# [Exercise brief]
Check each line of the records below for the string "since", then state how many lines contain it, with no other output.

# [Extracted records]

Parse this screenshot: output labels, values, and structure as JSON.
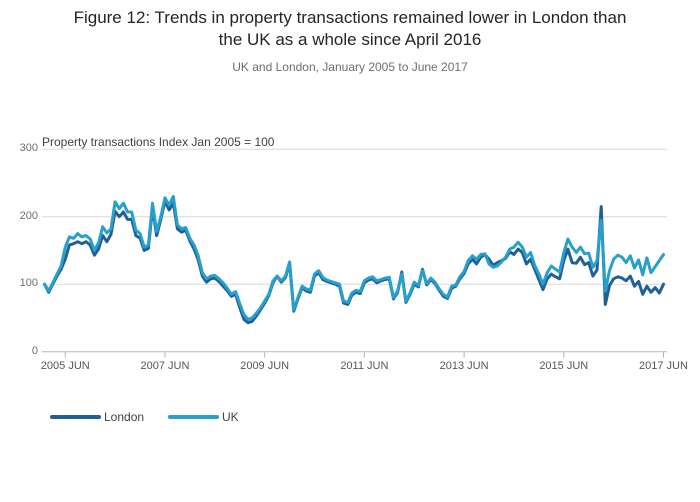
{
  "title": "Figure 12: Trends in property transactions remained lower in London than the UK as a whole since April 2016",
  "subtitle": "UK and London, January 2005 to June 2017",
  "chart": {
    "axis_label": "Property transactions Index Jan 2005 = 100",
    "y_ticks": [
      0,
      100,
      200,
      300
    ],
    "x_ticks": [
      {
        "label": "2005 JUN",
        "month_index": 5
      },
      {
        "label": "2007 JUN",
        "month_index": 29
      },
      {
        "label": "2009 JUN",
        "month_index": 53
      },
      {
        "label": "2011 JUN",
        "month_index": 77
      },
      {
        "label": "2013 JUN",
        "month_index": 101
      },
      {
        "label": "2015 JUN",
        "month_index": 125
      },
      {
        "label": "2017 JUN",
        "month_index": 149
      }
    ],
    "legend": [
      {
        "label": "London",
        "color": "#206095"
      },
      {
        "label": "UK",
        "color": "#27a0cc"
      }
    ]
  },
  "chart_data": {
    "type": "line",
    "title": "Figure 12: Trends in property transactions remained lower in London than the UK as a whole since April 2016",
    "subtitle": "UK and London, January 2005 to June 2017",
    "ylabel": "Property transactions Index Jan 2005 = 100",
    "ylim": [
      0,
      300
    ],
    "x_unit": "month",
    "x_start": "Jan 2005",
    "x_end": "Jun 2017",
    "x_points": 150,
    "grid": "horizontal",
    "legend_position": "bottom-left",
    "series": [
      {
        "name": "London",
        "color": "#206095",
        "values": [
          100,
          88,
          100,
          112,
          122,
          137,
          158,
          160,
          163,
          160,
          163,
          158,
          143,
          152,
          172,
          163,
          174,
          208,
          200,
          207,
          196,
          196,
          172,
          168,
          150,
          153,
          213,
          172,
          196,
          223,
          210,
          220,
          182,
          177,
          180,
          164,
          152,
          136,
          112,
          103,
          108,
          109,
          104,
          97,
          90,
          82,
          85,
          65,
          48,
          43,
          45,
          53,
          62,
          72,
          83,
          102,
          112,
          103,
          110,
          130,
          60,
          78,
          95,
          90,
          88,
          112,
          117,
          107,
          104,
          102,
          100,
          97,
          72,
          70,
          84,
          88,
          86,
          102,
          106,
          108,
          102,
          105,
          107,
          108,
          78,
          88,
          118,
          73,
          85,
          100,
          96,
          122,
          99,
          107,
          101,
          91,
          82,
          79,
          94,
          97,
          108,
          116,
          130,
          137,
          130,
          140,
          144,
          137,
          128,
          132,
          135,
          138,
          148,
          144,
          152,
          147,
          130,
          137,
          122,
          107,
          92,
          108,
          115,
          111,
          108,
          135,
          152,
          132,
          131,
          140,
          129,
          132,
          112,
          121,
          215,
          70,
          98,
          108,
          111,
          109,
          105,
          112,
          97,
          104,
          85,
          97,
          88,
          95,
          87,
          100
        ]
      },
      {
        "name": "UK",
        "color": "#27a0cc",
        "values": [
          100,
          90,
          102,
          115,
          127,
          155,
          170,
          168,
          175,
          170,
          172,
          167,
          150,
          161,
          185,
          176,
          182,
          222,
          212,
          220,
          207,
          207,
          180,
          175,
          155,
          158,
          220,
          178,
          200,
          228,
          217,
          230,
          188,
          182,
          184,
          168,
          158,
          142,
          117,
          108,
          112,
          113,
          108,
          102,
          94,
          85,
          89,
          71,
          55,
          48,
          50,
          57,
          65,
          75,
          85,
          105,
          112,
          105,
          112,
          133,
          62,
          80,
          97,
          93,
          91,
          115,
          120,
          110,
          106,
          104,
          102,
          100,
          75,
          73,
          87,
          91,
          89,
          105,
          109,
          111,
          105,
          107,
          109,
          110,
          80,
          90,
          115,
          75,
          87,
          103,
          98,
          120,
          101,
          109,
          103,
          93,
          85,
          81,
          97,
          99,
          111,
          119,
          135,
          142,
          137,
          144,
          145,
          130,
          125,
          127,
          133,
          140,
          152,
          155,
          162,
          155,
          140,
          147,
          128,
          115,
          100,
          117,
          127,
          122,
          118,
          147,
          167,
          155,
          147,
          155,
          145,
          146,
          125,
          135,
          195,
          90,
          120,
          137,
          143,
          140,
          132,
          142,
          124,
          136,
          114,
          139,
          117,
          126,
          135,
          144
        ]
      }
    ]
  }
}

# [In response]
2